— start of Listed records —

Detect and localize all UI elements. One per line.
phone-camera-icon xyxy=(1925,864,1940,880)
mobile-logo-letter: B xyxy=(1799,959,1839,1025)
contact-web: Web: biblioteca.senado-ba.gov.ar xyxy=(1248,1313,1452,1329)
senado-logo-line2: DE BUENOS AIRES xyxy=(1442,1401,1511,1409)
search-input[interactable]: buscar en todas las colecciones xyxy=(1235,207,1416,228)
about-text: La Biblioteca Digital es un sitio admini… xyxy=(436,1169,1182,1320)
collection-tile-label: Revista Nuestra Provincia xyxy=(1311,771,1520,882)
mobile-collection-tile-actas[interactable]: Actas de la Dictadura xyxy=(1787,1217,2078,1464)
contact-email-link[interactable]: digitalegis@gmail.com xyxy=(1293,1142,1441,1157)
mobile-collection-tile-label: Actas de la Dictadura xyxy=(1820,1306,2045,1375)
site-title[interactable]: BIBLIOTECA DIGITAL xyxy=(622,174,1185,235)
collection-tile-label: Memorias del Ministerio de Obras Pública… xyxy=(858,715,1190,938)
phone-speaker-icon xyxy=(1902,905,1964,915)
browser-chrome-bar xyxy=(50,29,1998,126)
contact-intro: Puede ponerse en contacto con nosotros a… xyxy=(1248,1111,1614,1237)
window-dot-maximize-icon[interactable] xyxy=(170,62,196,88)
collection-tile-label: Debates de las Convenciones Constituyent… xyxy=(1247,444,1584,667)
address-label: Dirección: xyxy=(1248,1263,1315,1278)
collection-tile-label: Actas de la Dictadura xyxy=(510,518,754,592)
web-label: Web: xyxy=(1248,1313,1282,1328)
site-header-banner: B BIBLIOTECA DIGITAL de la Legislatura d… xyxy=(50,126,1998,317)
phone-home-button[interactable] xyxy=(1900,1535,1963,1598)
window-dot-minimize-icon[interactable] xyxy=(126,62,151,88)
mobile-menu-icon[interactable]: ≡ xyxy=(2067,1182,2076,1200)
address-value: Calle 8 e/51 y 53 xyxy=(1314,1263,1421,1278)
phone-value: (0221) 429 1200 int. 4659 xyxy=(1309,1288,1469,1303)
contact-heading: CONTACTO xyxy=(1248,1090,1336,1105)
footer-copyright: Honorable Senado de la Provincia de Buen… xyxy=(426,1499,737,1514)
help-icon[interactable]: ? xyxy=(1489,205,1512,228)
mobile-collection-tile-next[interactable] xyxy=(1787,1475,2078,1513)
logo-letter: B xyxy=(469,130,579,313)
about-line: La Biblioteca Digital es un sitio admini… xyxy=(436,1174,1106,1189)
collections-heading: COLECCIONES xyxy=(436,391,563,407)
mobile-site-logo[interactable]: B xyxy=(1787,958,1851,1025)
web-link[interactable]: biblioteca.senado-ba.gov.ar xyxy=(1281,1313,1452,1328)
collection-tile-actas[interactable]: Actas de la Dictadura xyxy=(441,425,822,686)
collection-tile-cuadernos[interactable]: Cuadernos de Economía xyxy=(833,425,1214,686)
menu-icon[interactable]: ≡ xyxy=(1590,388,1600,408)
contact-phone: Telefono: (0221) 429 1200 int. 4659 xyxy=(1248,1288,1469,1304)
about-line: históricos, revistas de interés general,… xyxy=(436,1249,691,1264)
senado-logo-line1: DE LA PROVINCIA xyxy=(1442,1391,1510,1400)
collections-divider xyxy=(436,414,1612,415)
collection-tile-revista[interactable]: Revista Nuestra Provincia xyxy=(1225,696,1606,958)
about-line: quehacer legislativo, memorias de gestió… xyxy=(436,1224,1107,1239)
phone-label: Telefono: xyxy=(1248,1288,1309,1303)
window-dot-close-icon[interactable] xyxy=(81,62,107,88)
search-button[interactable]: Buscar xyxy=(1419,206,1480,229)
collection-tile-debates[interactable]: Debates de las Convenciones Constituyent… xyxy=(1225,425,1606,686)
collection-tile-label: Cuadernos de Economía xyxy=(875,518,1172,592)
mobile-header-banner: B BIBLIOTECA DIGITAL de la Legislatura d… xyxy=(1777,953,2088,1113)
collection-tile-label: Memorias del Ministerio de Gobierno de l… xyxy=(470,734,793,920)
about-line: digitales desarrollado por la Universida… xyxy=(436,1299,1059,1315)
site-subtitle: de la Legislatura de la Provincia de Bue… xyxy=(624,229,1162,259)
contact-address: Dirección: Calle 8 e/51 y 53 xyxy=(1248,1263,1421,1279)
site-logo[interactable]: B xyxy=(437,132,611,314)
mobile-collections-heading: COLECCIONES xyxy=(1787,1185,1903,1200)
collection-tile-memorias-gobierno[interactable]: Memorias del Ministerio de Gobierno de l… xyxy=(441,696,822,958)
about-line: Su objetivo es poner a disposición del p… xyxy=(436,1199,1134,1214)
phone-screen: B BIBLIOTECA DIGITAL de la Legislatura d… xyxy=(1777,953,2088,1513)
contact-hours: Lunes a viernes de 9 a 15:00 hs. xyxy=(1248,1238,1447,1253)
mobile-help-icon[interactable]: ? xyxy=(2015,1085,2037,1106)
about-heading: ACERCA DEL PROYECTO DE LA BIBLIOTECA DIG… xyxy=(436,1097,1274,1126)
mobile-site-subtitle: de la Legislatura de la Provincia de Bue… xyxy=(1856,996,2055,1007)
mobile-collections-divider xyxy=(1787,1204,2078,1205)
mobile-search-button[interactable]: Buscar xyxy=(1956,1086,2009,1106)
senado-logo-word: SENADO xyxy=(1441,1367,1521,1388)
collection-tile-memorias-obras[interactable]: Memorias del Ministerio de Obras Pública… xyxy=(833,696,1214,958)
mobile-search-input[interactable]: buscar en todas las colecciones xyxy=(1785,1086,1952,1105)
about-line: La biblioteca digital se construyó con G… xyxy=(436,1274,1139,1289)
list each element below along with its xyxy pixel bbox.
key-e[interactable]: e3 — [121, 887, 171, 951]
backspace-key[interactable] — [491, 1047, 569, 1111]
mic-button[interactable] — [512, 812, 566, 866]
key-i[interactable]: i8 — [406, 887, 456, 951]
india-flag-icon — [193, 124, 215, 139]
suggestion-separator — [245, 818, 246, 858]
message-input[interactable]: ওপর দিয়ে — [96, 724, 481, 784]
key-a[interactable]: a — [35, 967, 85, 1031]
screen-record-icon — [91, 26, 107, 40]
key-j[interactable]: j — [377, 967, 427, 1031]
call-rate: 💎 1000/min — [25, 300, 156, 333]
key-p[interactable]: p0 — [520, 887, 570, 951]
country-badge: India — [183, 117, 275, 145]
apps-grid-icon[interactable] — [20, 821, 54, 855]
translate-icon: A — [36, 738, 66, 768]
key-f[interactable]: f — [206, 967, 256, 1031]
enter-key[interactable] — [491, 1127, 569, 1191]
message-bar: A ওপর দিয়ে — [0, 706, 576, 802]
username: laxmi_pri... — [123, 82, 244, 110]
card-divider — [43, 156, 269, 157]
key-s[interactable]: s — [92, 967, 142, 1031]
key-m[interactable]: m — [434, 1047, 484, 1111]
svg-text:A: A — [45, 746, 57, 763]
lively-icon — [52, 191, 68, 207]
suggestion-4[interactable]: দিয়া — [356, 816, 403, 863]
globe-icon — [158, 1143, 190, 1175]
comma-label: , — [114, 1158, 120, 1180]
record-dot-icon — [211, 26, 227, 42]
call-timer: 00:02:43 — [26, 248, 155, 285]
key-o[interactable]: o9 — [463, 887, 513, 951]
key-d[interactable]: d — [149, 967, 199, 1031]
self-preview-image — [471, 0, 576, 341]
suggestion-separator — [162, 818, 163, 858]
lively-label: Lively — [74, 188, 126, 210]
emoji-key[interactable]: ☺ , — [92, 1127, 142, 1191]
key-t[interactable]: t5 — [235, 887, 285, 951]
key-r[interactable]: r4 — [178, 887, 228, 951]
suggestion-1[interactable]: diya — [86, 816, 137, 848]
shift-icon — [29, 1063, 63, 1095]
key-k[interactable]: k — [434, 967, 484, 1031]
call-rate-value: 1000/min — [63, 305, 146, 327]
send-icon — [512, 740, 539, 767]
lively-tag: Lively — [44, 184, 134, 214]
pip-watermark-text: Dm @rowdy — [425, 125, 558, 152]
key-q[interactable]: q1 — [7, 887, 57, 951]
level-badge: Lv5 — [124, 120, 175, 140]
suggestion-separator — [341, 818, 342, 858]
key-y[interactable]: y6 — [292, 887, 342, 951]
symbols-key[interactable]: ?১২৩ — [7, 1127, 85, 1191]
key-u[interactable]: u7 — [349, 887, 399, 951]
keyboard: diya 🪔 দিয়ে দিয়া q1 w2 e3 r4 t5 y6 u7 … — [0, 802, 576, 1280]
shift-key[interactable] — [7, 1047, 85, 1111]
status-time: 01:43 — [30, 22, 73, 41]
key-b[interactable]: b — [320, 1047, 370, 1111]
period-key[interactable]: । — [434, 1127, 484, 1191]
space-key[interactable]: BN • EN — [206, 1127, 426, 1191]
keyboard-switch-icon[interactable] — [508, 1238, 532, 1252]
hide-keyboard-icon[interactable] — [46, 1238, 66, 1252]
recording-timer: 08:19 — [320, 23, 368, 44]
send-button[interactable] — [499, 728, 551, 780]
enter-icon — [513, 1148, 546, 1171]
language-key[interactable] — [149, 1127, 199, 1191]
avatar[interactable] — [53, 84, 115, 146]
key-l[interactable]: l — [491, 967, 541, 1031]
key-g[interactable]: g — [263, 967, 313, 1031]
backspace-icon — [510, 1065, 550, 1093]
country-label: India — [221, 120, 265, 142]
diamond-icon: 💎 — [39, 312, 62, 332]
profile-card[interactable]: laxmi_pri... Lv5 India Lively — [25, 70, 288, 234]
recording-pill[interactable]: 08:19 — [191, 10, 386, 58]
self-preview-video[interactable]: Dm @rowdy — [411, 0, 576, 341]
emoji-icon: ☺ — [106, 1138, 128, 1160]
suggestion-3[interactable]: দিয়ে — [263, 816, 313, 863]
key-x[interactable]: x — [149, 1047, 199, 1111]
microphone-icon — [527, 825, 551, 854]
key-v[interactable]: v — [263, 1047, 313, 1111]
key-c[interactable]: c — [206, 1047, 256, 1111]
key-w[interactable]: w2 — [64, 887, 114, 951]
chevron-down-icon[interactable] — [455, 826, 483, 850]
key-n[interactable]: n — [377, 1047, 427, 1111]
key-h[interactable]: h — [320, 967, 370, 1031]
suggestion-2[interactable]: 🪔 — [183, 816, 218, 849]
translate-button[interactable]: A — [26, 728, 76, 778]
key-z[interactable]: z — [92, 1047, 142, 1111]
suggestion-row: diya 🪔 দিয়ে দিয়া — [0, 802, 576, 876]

— end of Listed records —

Directive: Recast the records above as a Markdown table with columns "No." and "Record Line", numbering each row and leaving out blank lines. Begin at the first line of the records and stop after the line that contains "senado-logo-line2: DE BUENOS".

Result for this task:
| No. | Record Line |
|---|---|
| 1 | Detect and localize all UI elements. One per line. |
| 2 | phone-camera-icon xyxy=(1925,864,1940,880) |
| 3 | mobile-logo-letter: B xyxy=(1799,959,1839,1025) |
| 4 | contact-web: Web: biblioteca.senado-ba.gov.ar xyxy=(1248,1313,1452,1329) |
| 5 | senado-logo-line2: DE BUENOS AIRES xyxy=(1442,1401,1511,1409) |